- [Aim of the exercise] The answer should be an exact copy of the lines from the one with "What does this" through the end of the listing below, with no other lines.

- [The records]
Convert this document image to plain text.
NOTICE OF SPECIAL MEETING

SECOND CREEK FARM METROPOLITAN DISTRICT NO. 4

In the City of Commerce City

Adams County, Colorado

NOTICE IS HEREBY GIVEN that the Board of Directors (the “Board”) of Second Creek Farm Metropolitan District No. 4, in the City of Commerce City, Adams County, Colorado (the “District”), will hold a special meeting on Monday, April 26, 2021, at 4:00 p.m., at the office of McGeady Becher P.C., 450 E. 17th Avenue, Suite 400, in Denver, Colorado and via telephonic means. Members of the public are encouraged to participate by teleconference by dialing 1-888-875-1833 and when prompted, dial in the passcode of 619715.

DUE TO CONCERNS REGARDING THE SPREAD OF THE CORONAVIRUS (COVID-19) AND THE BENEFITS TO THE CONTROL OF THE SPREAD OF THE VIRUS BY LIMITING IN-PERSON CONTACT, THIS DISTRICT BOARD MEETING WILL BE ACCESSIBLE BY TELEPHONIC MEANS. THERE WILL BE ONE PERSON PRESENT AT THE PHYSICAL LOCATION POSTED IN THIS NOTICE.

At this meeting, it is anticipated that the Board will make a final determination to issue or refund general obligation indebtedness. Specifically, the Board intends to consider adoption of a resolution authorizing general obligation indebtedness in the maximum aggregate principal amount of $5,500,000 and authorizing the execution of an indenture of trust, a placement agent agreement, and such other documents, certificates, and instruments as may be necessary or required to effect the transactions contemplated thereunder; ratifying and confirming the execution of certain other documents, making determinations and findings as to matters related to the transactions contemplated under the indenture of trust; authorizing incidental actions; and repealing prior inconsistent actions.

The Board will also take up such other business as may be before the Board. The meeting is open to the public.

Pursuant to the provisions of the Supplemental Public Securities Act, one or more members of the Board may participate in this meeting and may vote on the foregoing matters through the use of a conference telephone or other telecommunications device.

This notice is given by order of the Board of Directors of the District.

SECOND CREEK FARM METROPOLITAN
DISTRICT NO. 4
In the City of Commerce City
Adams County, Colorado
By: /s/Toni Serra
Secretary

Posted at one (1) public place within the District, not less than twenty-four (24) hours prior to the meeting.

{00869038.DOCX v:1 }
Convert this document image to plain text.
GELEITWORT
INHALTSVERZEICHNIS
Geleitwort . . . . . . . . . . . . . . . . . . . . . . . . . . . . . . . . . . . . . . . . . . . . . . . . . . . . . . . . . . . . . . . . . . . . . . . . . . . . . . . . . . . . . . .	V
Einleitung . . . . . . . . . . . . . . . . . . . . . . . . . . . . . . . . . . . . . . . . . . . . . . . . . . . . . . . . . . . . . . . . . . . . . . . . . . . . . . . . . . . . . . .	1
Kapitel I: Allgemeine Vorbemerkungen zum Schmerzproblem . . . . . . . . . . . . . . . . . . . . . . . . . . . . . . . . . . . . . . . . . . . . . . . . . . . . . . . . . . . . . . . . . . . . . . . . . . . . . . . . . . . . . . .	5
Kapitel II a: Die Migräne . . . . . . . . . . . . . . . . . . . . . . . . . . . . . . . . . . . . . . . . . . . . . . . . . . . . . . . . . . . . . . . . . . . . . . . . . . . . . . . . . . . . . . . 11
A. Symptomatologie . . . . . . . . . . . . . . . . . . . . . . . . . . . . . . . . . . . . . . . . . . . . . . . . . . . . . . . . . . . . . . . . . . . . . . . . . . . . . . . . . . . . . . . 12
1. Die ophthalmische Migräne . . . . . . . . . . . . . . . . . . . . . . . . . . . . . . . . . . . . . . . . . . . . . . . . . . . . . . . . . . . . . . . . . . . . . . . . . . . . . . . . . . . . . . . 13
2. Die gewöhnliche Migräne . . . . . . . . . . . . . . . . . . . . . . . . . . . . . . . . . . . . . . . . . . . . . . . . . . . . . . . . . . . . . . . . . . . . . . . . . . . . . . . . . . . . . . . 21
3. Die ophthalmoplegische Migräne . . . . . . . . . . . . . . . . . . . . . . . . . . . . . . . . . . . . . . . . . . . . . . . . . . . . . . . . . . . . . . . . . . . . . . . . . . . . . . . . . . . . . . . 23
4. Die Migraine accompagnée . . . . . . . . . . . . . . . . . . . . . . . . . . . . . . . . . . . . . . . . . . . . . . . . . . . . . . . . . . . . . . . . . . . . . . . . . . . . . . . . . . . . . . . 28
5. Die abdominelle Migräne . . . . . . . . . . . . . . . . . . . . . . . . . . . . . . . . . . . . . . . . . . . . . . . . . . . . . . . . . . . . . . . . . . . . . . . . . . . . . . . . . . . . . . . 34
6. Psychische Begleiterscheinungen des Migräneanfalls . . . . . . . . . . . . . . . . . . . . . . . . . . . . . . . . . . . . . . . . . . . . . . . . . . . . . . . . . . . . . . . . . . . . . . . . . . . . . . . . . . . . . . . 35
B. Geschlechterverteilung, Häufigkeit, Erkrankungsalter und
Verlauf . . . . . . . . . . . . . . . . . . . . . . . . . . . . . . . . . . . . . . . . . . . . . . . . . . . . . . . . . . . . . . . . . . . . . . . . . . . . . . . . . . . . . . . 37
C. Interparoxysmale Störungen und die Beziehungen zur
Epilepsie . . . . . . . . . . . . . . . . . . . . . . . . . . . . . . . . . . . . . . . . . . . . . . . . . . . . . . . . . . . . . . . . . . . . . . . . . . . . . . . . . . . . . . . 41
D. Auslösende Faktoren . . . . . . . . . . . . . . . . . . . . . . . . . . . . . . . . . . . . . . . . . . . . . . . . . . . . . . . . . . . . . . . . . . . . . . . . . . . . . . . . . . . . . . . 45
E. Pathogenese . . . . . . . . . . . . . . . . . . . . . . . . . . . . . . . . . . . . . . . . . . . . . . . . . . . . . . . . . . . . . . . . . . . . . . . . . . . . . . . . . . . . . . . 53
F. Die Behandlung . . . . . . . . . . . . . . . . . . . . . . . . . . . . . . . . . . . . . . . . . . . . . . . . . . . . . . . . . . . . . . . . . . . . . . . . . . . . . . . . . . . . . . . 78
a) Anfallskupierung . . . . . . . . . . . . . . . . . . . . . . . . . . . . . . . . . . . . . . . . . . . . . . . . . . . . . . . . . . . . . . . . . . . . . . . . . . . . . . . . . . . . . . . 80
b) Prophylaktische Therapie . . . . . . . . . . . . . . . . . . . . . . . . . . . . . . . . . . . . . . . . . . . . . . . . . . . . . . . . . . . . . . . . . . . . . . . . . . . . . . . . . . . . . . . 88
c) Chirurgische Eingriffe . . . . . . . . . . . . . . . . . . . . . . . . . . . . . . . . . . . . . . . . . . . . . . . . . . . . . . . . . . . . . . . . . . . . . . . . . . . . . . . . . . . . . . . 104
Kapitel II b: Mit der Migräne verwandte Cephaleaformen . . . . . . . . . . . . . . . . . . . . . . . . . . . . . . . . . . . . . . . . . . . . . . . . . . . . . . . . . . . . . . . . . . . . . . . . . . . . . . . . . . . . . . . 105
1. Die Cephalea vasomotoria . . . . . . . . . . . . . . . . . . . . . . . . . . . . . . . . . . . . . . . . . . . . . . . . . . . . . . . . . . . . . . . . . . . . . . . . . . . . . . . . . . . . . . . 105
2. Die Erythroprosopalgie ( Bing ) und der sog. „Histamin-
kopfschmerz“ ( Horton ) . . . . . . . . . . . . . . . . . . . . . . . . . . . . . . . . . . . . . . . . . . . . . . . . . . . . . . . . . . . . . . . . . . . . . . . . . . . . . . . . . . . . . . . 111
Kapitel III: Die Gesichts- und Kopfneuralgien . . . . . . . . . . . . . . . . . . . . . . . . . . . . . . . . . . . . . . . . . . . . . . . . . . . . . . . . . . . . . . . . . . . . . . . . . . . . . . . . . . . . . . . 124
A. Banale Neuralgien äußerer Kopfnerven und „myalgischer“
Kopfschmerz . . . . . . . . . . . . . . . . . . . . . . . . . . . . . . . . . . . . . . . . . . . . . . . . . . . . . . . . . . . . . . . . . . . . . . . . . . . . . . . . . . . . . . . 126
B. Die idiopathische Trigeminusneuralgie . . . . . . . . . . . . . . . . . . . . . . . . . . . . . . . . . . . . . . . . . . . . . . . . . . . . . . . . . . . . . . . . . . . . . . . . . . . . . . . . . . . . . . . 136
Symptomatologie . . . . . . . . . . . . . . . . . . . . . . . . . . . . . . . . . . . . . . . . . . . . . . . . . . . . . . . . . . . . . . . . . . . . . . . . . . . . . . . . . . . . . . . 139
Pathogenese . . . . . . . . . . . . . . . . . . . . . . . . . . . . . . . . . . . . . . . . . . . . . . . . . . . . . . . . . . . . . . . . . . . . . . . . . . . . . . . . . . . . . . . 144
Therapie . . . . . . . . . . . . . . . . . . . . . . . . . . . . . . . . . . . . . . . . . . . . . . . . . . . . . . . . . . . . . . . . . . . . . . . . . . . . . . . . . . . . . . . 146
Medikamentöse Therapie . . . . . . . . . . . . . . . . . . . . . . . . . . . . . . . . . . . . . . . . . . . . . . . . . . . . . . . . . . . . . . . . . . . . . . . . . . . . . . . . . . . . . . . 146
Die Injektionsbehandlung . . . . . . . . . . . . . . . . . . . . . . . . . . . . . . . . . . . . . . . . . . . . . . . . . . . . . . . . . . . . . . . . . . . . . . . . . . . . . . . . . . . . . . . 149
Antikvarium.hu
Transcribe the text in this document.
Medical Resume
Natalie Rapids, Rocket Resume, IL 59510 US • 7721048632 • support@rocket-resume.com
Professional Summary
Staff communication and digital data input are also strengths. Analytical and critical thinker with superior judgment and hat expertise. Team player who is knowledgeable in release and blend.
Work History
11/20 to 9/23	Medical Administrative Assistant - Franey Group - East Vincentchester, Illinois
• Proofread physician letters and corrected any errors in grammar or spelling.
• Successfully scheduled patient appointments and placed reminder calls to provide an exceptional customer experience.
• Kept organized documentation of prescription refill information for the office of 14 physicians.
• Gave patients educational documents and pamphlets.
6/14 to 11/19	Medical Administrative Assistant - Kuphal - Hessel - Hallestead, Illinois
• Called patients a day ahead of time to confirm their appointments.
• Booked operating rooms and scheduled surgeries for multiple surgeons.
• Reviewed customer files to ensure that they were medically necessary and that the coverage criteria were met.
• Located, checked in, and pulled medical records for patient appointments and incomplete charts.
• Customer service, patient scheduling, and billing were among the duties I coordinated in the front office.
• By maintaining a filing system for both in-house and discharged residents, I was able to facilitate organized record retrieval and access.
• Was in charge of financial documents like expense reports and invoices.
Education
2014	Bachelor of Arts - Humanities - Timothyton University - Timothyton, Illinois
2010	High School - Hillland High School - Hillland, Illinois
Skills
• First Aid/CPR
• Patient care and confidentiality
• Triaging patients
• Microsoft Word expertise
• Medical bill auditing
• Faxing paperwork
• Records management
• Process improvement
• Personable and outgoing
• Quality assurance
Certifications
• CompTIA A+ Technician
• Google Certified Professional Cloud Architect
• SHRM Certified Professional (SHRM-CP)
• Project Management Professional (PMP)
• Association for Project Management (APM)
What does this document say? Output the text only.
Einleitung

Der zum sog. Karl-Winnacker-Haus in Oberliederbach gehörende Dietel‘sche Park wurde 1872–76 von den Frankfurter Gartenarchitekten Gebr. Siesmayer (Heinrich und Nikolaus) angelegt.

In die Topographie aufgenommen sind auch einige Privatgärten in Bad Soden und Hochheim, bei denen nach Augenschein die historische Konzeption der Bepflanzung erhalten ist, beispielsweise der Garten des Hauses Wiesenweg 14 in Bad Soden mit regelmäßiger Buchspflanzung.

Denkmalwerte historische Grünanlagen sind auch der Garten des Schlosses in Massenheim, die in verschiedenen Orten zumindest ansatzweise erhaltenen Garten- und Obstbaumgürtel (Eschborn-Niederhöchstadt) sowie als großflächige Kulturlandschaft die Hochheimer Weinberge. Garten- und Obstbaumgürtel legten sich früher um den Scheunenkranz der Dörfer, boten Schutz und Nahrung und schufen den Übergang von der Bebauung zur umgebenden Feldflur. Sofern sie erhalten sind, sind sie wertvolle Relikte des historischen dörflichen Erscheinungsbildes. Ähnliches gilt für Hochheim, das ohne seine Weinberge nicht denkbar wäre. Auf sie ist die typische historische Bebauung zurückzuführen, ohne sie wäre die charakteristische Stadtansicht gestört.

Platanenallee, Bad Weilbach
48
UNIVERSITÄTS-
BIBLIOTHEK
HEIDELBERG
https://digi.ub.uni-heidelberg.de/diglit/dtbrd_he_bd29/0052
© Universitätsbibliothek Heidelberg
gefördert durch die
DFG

- [Solution for this task]
What does this document say? Output the text only.
Einleitung

Der zum sog. Karl-Winnacker-Haus in Oberliederbach gehörende Dietel‘sche Park wurde 1872–76 von den Frankfurter Gartenarchitekten Gebr. Siesmayer (Heinrich und Nikolaus) angelegt.

In die Topographie aufgenommen sind auch einige Privatgärten in Bad Soden und Hochheim, bei denen nach Augenschein die historische Konzeption der Bepflanzung erhalten ist, beispielsweise der Garten des Hauses Wiesenweg 14 in Bad Soden mit regelmäßiger Buchspflanzung.

Denkmalwerte historische Grünanlagen sind auch der Garten des Schlosses in Massenheim, die in verschiedenen Orten zumindest ansatzweise erhaltenen Garten- und Obstbaumgürtel (Eschborn-Niederhöchstadt) sowie als großflächige Kulturlandschaft die Hochheimer Weinberge. Garten- und Obstbaumgürtel legten sich früher um den Scheunenkranz der Dörfer, boten Schutz und Nahrung und schufen den Übergang von der Bebauung zur umgebenden Feldflur. Sofern sie erhalten sind, sind sie wertvolle Relikte des historischen dörflichen Erscheinungsbildes. Ähnliches gilt für Hochheim, das ohne seine Weinberge nicht denkbar wäre. Auf sie ist die typische historische Bebauung zurückzuführen, ohne sie wäre die charakteristische Stadtansicht gestört.

Platanenallee, Bad Weilbach
48
UNIVERSITÄTS-
BIBLIOTHEK
HEIDELBERG
https://digi.ub.uni-heidelberg.de/diglit/dtbrd_he_bd29/0052
© Universitätsbibliothek Heidelberg
gefördert durch die
DFG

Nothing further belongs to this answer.